[Entries provided start]

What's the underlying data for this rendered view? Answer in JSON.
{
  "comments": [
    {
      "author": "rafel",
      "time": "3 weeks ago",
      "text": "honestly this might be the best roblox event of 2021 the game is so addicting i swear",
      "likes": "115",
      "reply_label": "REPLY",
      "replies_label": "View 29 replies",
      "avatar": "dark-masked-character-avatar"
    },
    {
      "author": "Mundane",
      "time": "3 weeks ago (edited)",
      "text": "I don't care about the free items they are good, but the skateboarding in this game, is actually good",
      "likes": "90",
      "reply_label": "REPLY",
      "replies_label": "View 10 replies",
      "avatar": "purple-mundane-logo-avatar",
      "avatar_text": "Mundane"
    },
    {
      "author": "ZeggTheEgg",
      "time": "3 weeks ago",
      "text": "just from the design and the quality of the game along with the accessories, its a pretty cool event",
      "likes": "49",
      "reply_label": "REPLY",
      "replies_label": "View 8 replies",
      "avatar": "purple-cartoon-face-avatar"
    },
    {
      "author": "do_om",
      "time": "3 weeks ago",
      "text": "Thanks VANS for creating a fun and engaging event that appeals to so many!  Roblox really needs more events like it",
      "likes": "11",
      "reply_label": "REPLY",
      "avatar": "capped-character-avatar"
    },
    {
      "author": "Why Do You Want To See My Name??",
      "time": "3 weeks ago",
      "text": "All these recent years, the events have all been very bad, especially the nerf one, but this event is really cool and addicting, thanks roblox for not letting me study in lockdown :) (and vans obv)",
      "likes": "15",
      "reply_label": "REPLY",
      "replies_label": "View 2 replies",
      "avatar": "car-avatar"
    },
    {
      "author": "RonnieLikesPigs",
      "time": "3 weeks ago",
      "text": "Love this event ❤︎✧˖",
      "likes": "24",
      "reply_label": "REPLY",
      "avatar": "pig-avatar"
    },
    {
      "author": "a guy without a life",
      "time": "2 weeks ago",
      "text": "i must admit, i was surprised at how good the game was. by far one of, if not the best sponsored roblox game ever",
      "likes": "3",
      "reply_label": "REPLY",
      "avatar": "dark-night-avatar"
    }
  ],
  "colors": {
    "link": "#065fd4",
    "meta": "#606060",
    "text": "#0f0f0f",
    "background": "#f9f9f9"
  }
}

[Entries provided end]
[Entries provided start]

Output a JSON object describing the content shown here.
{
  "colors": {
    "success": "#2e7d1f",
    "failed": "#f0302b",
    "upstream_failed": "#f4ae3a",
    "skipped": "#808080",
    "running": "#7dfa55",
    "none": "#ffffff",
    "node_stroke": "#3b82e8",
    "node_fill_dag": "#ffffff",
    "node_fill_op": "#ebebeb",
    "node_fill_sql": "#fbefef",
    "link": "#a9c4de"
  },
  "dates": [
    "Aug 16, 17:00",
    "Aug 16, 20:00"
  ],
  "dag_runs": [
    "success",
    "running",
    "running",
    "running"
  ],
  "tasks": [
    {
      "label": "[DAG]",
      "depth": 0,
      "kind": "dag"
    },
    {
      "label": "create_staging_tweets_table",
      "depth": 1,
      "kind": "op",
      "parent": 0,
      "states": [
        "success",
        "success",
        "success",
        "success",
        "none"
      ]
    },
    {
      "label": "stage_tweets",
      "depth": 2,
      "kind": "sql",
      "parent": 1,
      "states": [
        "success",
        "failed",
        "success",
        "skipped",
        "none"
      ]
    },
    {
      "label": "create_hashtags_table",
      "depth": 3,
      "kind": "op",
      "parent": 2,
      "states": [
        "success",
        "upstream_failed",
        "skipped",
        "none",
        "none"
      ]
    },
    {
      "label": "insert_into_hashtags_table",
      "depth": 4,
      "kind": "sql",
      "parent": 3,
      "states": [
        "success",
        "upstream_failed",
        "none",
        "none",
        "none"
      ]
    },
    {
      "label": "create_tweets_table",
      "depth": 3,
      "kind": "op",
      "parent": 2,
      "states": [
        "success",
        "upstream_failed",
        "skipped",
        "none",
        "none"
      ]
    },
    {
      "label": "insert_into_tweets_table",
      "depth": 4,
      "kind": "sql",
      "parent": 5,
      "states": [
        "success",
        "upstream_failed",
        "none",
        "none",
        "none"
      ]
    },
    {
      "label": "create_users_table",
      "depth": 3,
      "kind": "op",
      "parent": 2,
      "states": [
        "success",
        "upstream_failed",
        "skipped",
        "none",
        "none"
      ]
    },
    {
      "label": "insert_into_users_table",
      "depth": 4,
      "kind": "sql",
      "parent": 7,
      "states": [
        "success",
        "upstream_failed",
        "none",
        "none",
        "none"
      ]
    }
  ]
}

[Entries provided end]
[Entries provided start]

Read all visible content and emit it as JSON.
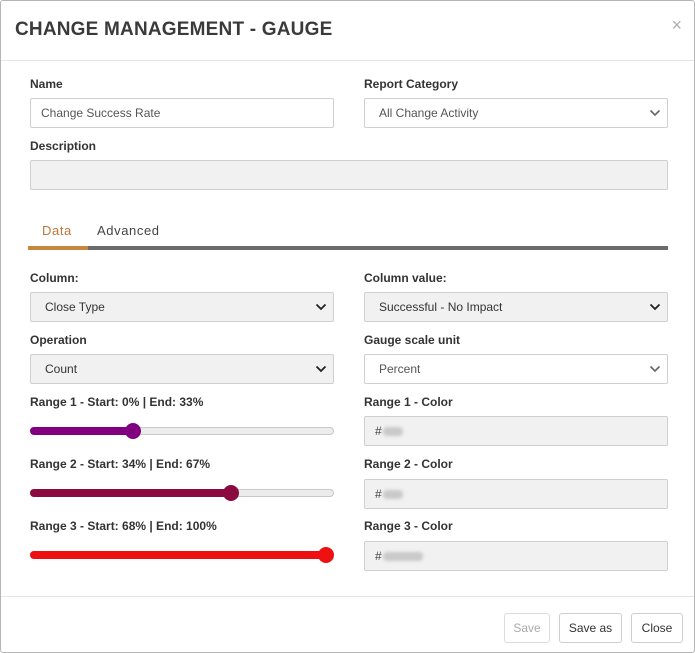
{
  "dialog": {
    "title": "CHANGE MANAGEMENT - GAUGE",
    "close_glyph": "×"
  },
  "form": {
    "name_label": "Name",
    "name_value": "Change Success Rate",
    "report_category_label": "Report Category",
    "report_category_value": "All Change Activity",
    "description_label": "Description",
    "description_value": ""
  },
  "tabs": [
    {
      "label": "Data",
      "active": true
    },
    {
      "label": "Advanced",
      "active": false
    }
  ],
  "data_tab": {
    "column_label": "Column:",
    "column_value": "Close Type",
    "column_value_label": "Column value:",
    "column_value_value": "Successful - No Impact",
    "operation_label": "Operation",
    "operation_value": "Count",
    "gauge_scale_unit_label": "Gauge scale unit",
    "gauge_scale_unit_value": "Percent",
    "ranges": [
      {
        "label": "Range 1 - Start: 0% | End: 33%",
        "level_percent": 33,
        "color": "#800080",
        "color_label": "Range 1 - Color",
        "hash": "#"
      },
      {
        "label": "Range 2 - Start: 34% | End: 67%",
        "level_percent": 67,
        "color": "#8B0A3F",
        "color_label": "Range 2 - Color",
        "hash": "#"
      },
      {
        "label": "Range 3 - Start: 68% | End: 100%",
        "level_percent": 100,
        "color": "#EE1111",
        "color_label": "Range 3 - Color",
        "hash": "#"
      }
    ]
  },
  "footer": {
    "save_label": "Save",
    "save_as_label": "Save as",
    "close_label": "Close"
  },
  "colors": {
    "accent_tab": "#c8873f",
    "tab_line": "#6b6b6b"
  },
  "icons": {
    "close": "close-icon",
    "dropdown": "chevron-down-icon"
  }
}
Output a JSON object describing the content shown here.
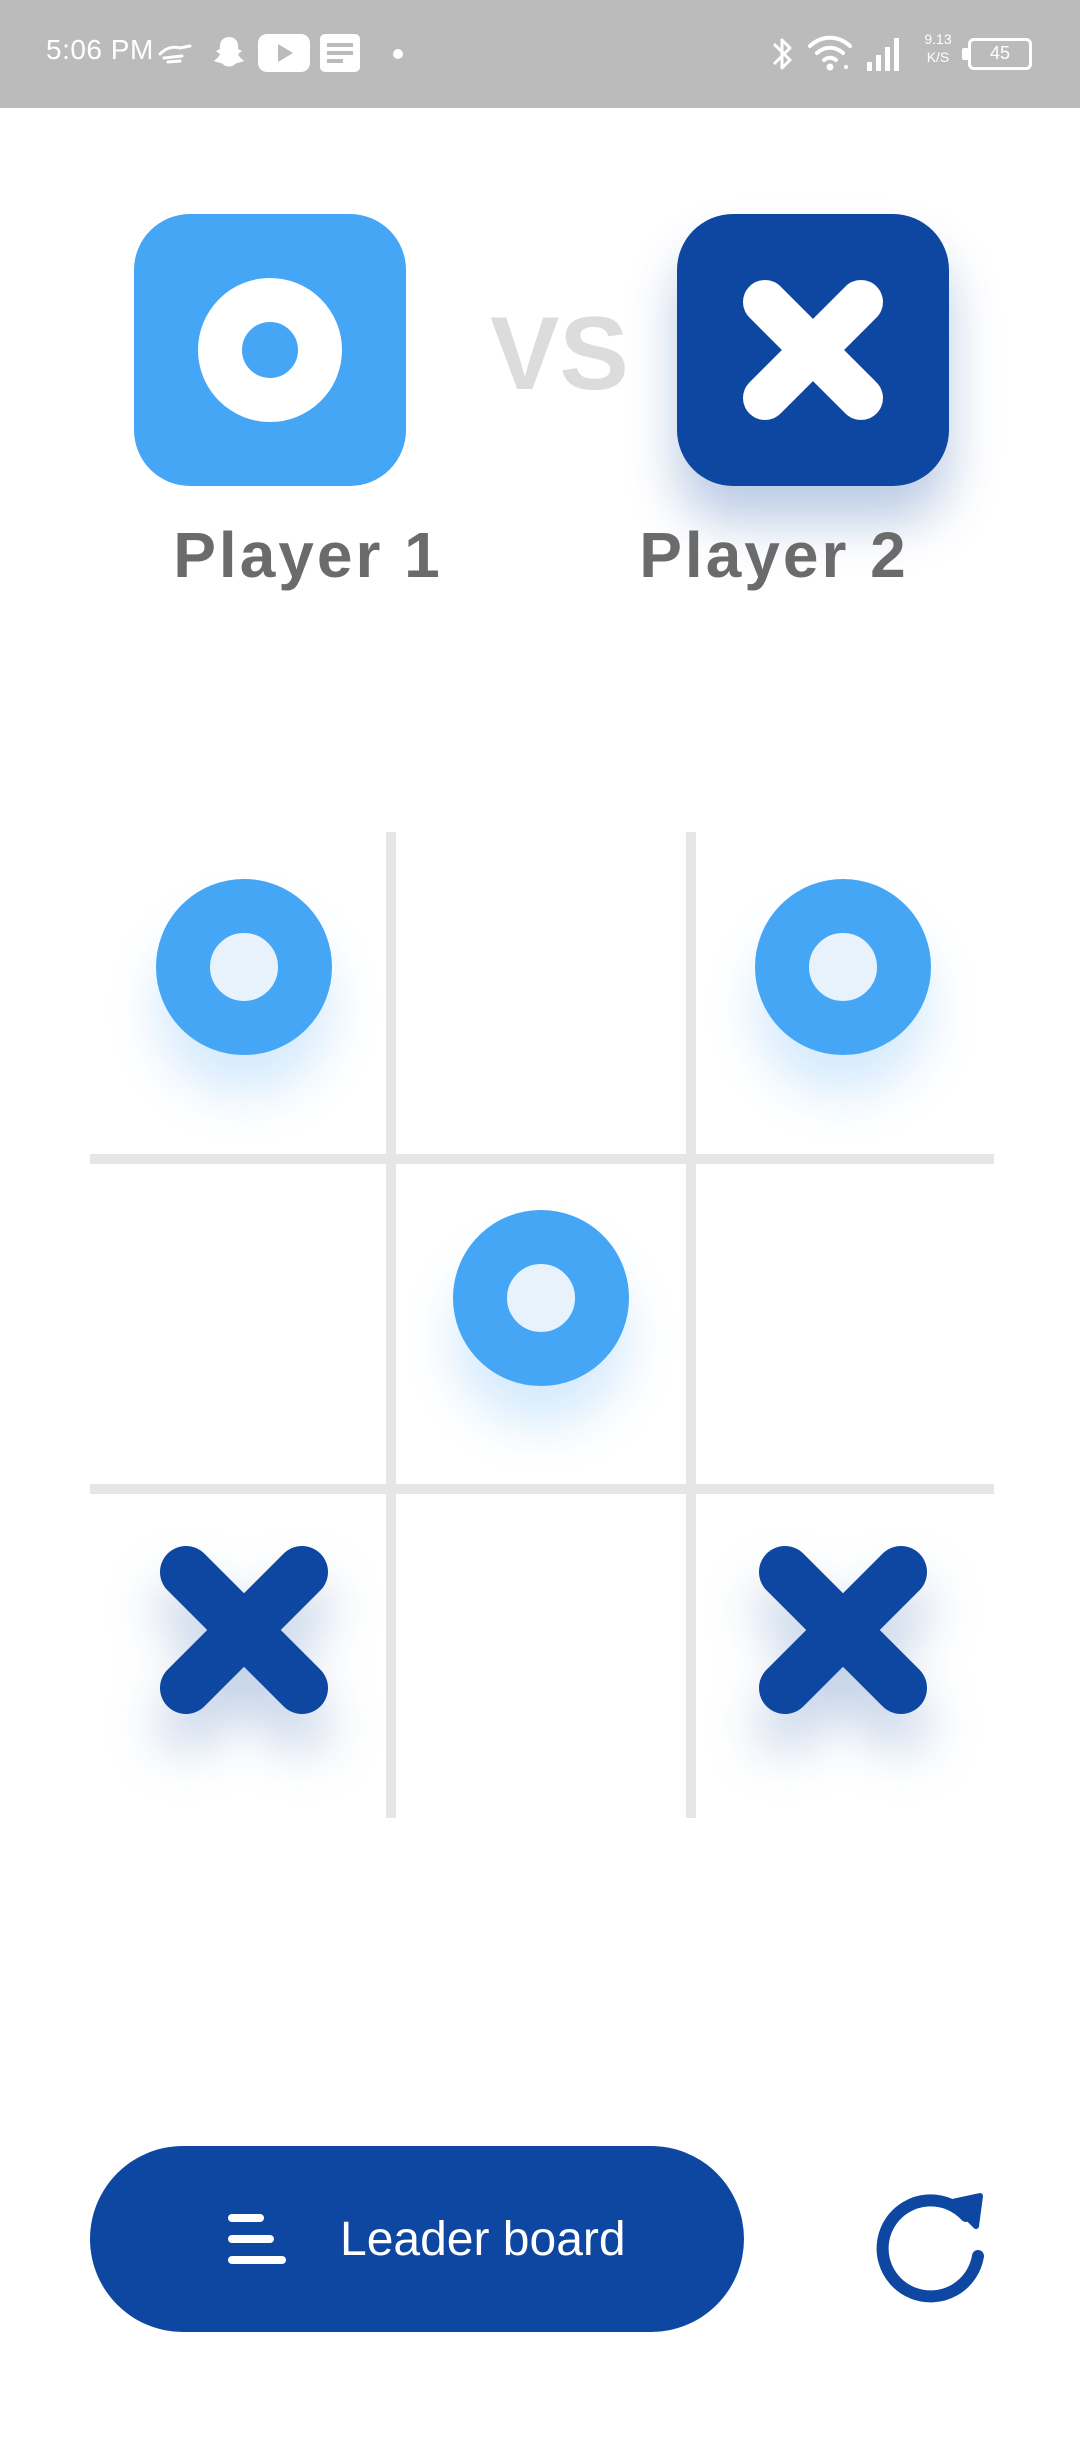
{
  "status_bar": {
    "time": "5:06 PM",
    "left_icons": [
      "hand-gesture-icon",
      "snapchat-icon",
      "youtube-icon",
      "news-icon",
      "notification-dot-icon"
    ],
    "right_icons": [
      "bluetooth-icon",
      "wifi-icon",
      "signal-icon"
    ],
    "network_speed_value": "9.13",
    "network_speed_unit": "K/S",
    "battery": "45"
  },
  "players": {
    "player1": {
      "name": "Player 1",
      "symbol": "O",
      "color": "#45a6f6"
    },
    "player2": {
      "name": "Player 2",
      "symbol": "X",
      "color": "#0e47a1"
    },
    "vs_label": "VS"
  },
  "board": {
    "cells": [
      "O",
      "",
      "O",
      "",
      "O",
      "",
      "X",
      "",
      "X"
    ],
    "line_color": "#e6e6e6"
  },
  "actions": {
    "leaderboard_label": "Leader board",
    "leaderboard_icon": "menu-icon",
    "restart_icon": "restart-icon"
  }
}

[Entries provided end]

> Request
What is the number of lines in this material that hold the string "purple"? Answer with that number only.

> Solution for this problem
2